> [Requirements] From the entries below, copy every line where the string "this" appears.

> [Dataset records]
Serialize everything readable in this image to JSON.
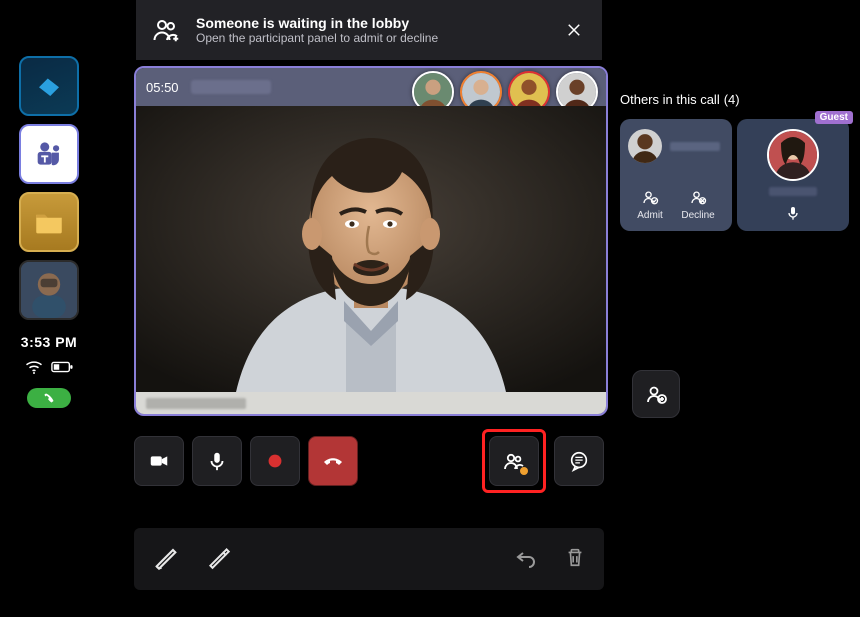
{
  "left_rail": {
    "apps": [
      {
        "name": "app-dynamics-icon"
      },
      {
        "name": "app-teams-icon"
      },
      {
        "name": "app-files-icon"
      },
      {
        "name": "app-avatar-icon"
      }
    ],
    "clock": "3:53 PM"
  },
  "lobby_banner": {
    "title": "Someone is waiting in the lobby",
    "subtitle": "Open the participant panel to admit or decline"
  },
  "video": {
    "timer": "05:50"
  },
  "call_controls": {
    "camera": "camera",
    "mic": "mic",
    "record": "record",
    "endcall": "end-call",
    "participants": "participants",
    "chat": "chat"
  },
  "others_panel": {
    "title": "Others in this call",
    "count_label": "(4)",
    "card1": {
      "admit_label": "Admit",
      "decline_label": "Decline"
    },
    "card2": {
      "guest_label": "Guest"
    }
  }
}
==
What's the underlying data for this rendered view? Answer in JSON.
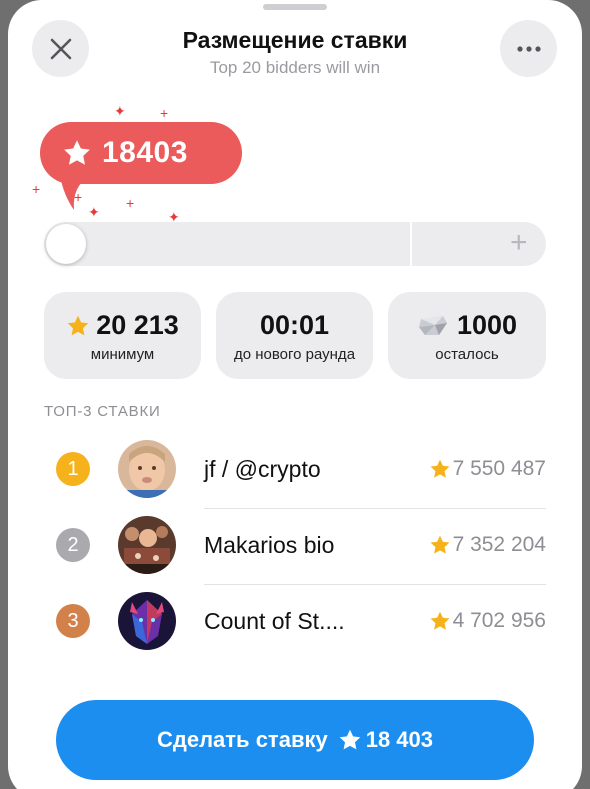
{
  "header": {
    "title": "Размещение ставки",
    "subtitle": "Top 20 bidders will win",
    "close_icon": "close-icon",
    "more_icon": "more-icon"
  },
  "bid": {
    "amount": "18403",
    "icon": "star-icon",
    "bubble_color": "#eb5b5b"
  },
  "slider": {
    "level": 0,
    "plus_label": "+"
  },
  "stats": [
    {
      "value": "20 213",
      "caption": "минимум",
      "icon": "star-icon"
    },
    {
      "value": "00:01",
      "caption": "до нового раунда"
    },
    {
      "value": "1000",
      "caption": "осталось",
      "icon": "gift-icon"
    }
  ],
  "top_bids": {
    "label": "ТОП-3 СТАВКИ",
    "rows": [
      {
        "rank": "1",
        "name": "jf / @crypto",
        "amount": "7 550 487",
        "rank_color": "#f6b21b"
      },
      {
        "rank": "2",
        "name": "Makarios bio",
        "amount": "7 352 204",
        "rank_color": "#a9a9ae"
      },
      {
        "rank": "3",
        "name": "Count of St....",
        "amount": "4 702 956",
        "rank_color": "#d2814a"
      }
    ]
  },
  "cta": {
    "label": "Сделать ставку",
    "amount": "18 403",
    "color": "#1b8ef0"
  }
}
---
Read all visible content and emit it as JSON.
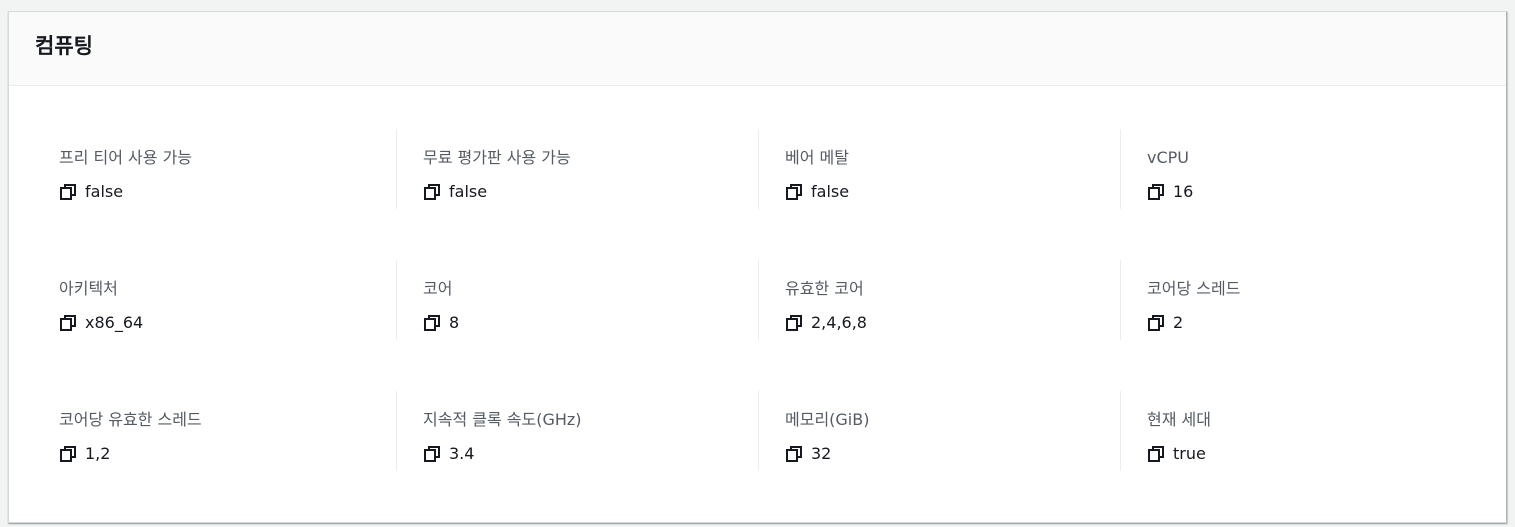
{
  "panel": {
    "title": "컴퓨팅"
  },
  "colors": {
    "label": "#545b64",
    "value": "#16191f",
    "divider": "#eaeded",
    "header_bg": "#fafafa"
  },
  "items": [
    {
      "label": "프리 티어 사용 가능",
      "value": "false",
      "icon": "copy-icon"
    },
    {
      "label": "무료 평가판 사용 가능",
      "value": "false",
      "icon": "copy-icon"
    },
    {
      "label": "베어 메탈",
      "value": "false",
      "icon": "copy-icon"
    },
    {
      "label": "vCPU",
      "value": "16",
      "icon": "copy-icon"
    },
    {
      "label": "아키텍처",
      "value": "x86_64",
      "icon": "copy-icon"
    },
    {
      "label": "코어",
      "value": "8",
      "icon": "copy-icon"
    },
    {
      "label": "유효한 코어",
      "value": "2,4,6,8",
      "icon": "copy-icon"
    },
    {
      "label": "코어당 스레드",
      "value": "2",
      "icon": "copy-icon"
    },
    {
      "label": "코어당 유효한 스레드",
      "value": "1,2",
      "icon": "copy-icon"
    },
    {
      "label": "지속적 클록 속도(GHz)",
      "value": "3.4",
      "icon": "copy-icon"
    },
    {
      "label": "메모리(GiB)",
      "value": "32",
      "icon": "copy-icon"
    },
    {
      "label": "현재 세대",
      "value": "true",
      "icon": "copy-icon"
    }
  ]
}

> [Reply to the exercise]
Serialize everything readable in this image to JSON.
    "title": "Others in this call",
What's the underlying data for this rendered view? Answer in JSON.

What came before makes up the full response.